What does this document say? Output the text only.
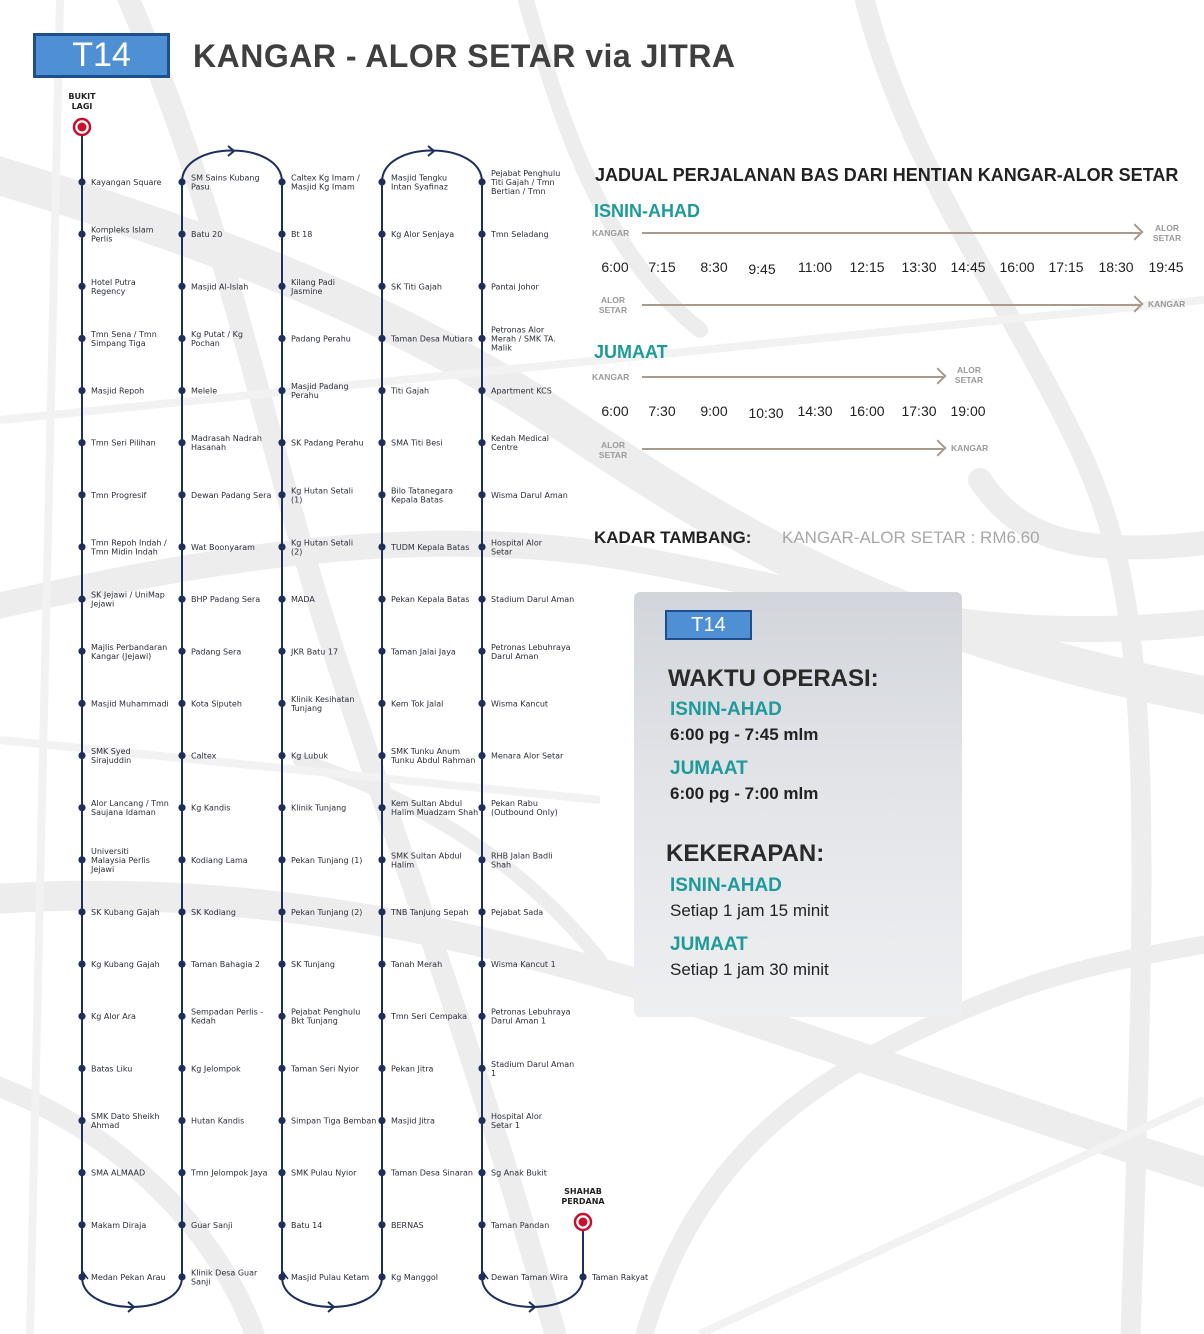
T14	KANGAR - ALOR SETAR via JITRA
Kayangan Square
Kompleks Islam Perlis
Hotel Putra Regency
Tmn Sena / Tmn Simpang Tiga
Masjid Repoh
Tmn Seri Pilihan
Tmn Progresif
Tmn Repoh Indah / Tmn Midin Indah
SK Jejawi / UniMap Jejawi
Majlis Perbandaran Kangar (Jejawi)
Masjid Muhammadi
SMK Syed Sirajuddin
Alor Lancang / Tmn Saujana Idaman
Universiti Malaysia Perlis Jejawi
SK Kubang Gajah
Kg Kubang Gajah
Kg Alor Ara
Batas Liku
SMK Dato Sheikh Ahmad
SMA ALMAAD
Makam Diraja
Medan Pekan Arau
SM Sains Kubang Pasu
Batu 20
Masjid Al-Islah
Kg Putat / Kg Pochan
Melele
Madrasah Nadrah Hasanah
Dewan Padang Sera
Wat Boonyaram
BHP Padang Sera
Padang Sera
Kota Siputeh
Caltex
Kg Kandis
Kodiang Lama
SK Kodiang
Taman Bahagia 2
Sempadan Perlis -Kedah
Kg Jelompok
Hutan Kandis
Tmn Jelompok Jaya
Guar Sanji
Klinik Desa Guar Sanji
Caltex Kg Imam / Masjid Kg Imam
Bt 18
Kilang Padi Jasmine
Padang Perahu
Masjid Padang Perahu
SK Padang Perahu
Kg Hutan Setali (1)
Kg Hutan Setali (2)
MADA
JKR Batu 17
Klinik Kesihatan Tunjang
Kg Lubuk
Klinik Tunjang
Pekan Tunjang (1)
Pekan Tunjang (2)
SK Tunjang
Pejabat Penghulu Bkt Tunjang
Taman Seri Nyior
Simpan Tiga Bemban
SMK Pulau Nyior
Batu 14
Masjid Pulau Ketam
Masjid Tengku Intan Syafinaz
Kg Alor Senjaya
SK Titi Gajah
Taman Desa Mutiara
Titi Gajah
SMA Titi Besi
Bilo Tatanegara Kepala Batas
TUDM Kepala Batas
Pekan Kepala Batas
Taman Jalai Jaya
Kem Tok Jalal
SMK Tunku Anum Tunku Abdul Rahman
Kem Sultan Abdul Halim Muadzam Shah
SMK Sultan Abdul Halim
TNB Tanjung Sepah
Tanah Merah
Tmn Seri Cempaka
Pekan Jitra
Masjid Jitra
Taman Desa Sinaran
BERNAS
Kg Manggol
Pejabat Penghulu Titi Gajah / Tmn Bertian / Tmn
Tmn Seladang
Pantai Johor
Petronas Alor Merah / SMK TA. Malik
Apartment KCS
Kedah Medical Centre
Wisma Darul Aman
Hospital Alor Setar
Stadium Darul Aman
Petronas Lebuhraya Darul Aman
Wisma Kancut
Menara Alor Setar
Pekan Rabu (Outbound Only)
RHB Jalan Badli Shah
Pejabat Sada
Wisma Kancut 1
Petronas Lebuhraya Darul Aman 1
Stadium Darul Aman 1
Hospital Alor Setar 1
Sg Anak Bukit
Taman Pandan
Dewan Taman Wira	Taman Rakyat
BUKIT LAGI
SHAHAB PERDANA
JADUAL PERJALANAN BAS DARI HENTIAN KANGAR-ALOR SETAR
ISNIN-AHAD
KANGAR	ALOR SETAR
6:00 7:15 8:30 9:45 11:00 12:15 13:30 14:45 16:00 17:15 18:30 19:45
ALOR SETAR
KANGAR
JUMAAT
KANGAR
ALOR SETAR
6:00 7:30 9:00 10:30 14:30 16:00 17:30 19:00
ALOR SETAR
KANGAR
KADAR TAMBANG: KANGAR-ALOR SETAR : RM6.60
T14
WAKTU OPERASI:
ISNIN-AHAD
6:00 pg - 7:45 mlm
JUMAAT
6:00 pg - 7:00 mlm
KEKERAPAN:
ISNIN-AHAD
Setiap 1 jam 15 minit
JUMAAT
Setiap 1 jam 30 minit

______________________________

◆ TASK INSTRUCTIONS: Locate the word "Merah" in the entries, and copy every line where it is found.

◆ FULL SOLUTION:
Tanah Merah
Petronas Alor Merah / SMK TA. Malik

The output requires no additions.